_TASK REQUIREMENTS:_
Your task is to output the listing word for word, with pictures excluded.

_DATA FOR THIS TASK:_

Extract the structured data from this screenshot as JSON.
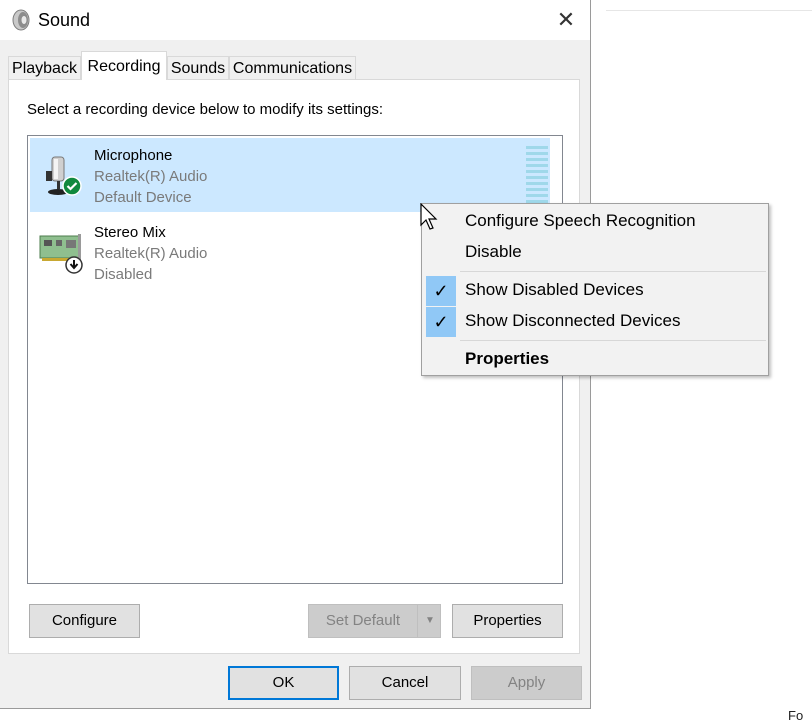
{
  "window": {
    "title": "Sound",
    "close_glyph": "✕"
  },
  "tabs": [
    {
      "label": "Playback",
      "active": false
    },
    {
      "label": "Recording",
      "active": true
    },
    {
      "label": "Sounds",
      "active": false
    },
    {
      "label": "Communications",
      "active": false
    }
  ],
  "instruction": "Select a recording device below to modify its settings:",
  "devices": [
    {
      "name": "Microphone",
      "driver": "Realtek(R) Audio",
      "status": "Default Device",
      "icon": "microphone-icon",
      "badge": "default-check-badge"
    },
    {
      "name": "Stereo Mix",
      "driver": "Realtek(R) Audio",
      "status": "Disabled",
      "icon": "sound-card-icon",
      "badge": "disabled-arrow-badge"
    }
  ],
  "buttons": {
    "configure": "Configure",
    "set_default": "Set Default",
    "properties": "Properties",
    "ok": "OK",
    "cancel": "Cancel",
    "apply": "Apply"
  },
  "context_menu": {
    "items": [
      {
        "label": "Configure Speech Recognition",
        "checked": false
      },
      {
        "label": "Disable",
        "checked": false
      },
      {
        "label": "Show Disabled Devices",
        "checked": true
      },
      {
        "label": "Show Disconnected Devices",
        "checked": true
      },
      {
        "label": "Properties",
        "checked": false,
        "bold": true
      }
    ],
    "check_glyph": "✓"
  },
  "background": {
    "corner_text": "Fo"
  },
  "colors": {
    "selection": "#cce8ff",
    "accent": "#0078d7",
    "check_highlight": "#90c8f6",
    "level_meter": "#9fd8ea",
    "default_badge": "#10893e"
  }
}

_COMPLETE ANSWER:_
Extract the structured data from this screenshot as JSON.
{
  "window": {
    "title": "Sound",
    "close_glyph": "✕"
  },
  "tabs": [
    {
      "label": "Playback",
      "active": false
    },
    {
      "label": "Recording",
      "active": true
    },
    {
      "label": "Sounds",
      "active": false
    },
    {
      "label": "Communications",
      "active": false
    }
  ],
  "instruction": "Select a recording device below to modify its settings:",
  "devices": [
    {
      "name": "Microphone",
      "driver": "Realtek(R) Audio",
      "status": "Default Device",
      "icon": "microphone-icon",
      "badge": "default-check-badge"
    },
    {
      "name": "Stereo Mix",
      "driver": "Realtek(R) Audio",
      "status": "Disabled",
      "icon": "sound-card-icon",
      "badge": "disabled-arrow-badge"
    }
  ],
  "buttons": {
    "configure": "Configure",
    "set_default": "Set Default",
    "properties": "Properties",
    "ok": "OK",
    "cancel": "Cancel",
    "apply": "Apply"
  },
  "context_menu": {
    "items": [
      {
        "label": "Configure Speech Recognition",
        "checked": false
      },
      {
        "label": "Disable",
        "checked": false
      },
      {
        "label": "Show Disabled Devices",
        "checked": true
      },
      {
        "label": "Show Disconnected Devices",
        "checked": true
      },
      {
        "label": "Properties",
        "checked": false,
        "bold": true
      }
    ],
    "check_glyph": "✓"
  },
  "background": {
    "corner_text": "Fo"
  },
  "colors": {
    "selection": "#cce8ff",
    "accent": "#0078d7",
    "check_highlight": "#90c8f6",
    "level_meter": "#9fd8ea",
    "default_badge": "#10893e"
  }
}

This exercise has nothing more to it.